### [WHAT YOU WILL DO]
Find every line in the records below that holds the word "block" and copy it.

Dataset excerpts
----------

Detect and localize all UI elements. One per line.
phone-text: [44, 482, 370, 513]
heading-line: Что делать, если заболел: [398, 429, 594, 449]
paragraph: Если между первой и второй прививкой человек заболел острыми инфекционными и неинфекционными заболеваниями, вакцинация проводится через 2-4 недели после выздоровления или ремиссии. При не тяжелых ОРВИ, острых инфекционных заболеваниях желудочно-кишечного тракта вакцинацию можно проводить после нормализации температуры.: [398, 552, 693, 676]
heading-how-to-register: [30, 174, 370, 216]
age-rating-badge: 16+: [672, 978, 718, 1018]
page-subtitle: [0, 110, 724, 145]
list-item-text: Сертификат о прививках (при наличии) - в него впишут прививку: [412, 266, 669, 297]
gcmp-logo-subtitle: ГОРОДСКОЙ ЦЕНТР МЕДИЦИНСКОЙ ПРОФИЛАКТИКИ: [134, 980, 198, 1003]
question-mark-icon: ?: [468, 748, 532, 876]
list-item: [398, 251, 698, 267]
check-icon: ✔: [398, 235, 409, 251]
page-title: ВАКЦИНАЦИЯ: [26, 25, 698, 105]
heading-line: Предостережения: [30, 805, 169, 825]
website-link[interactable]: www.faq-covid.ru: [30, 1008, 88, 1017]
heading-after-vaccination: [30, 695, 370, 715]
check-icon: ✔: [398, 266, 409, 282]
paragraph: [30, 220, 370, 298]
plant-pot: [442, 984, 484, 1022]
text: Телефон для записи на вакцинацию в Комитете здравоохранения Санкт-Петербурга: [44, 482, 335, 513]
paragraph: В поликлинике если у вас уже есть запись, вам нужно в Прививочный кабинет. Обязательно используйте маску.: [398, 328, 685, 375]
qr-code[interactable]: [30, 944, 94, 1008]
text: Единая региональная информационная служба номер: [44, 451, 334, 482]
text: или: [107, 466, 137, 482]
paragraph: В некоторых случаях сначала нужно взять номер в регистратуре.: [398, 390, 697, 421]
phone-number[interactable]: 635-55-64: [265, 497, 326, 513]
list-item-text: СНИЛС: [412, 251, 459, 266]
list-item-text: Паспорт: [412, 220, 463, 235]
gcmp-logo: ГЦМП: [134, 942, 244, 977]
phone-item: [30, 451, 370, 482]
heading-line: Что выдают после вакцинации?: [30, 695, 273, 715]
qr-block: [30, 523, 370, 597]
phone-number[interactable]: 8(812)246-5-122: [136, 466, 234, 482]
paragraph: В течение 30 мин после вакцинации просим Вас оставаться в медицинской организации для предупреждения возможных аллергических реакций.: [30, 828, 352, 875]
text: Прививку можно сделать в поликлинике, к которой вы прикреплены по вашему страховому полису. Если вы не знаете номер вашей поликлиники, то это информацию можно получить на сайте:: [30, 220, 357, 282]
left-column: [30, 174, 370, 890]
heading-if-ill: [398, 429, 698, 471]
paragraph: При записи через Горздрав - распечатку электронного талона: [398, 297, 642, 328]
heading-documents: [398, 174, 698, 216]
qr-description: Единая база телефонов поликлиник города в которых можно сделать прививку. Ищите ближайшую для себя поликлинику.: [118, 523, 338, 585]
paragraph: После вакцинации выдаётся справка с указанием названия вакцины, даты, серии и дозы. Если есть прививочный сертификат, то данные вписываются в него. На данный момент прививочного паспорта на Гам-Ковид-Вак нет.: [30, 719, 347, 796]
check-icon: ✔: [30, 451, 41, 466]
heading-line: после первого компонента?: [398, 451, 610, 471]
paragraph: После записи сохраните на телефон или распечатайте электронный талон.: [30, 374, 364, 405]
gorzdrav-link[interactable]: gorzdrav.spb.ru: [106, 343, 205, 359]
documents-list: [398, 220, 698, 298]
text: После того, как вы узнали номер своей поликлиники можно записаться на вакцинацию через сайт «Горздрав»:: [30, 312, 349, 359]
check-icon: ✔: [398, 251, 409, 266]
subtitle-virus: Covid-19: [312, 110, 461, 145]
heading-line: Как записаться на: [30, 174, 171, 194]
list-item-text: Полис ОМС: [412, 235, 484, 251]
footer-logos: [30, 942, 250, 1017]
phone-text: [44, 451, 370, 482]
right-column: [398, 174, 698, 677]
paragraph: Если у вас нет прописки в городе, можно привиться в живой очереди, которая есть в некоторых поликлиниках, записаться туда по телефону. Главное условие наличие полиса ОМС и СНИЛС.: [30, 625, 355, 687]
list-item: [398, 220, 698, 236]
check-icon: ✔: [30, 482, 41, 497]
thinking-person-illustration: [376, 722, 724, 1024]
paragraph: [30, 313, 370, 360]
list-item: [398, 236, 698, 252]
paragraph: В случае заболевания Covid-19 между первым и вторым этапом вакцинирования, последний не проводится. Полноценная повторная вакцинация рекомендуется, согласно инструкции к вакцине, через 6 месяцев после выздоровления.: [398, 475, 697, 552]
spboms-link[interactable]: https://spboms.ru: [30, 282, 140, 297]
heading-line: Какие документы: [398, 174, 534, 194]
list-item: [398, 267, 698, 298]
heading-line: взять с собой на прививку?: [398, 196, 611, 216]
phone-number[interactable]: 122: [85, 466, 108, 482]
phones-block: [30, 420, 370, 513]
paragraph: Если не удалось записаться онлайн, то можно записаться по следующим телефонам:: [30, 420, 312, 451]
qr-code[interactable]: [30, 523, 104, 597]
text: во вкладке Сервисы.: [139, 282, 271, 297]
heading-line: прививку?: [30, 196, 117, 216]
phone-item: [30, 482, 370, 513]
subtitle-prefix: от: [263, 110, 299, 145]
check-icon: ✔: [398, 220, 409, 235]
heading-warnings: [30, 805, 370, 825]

----------

### [EXERCISE ANSWER]
qr-block: [30, 523, 370, 597]
phones-block: [30, 420, 370, 513]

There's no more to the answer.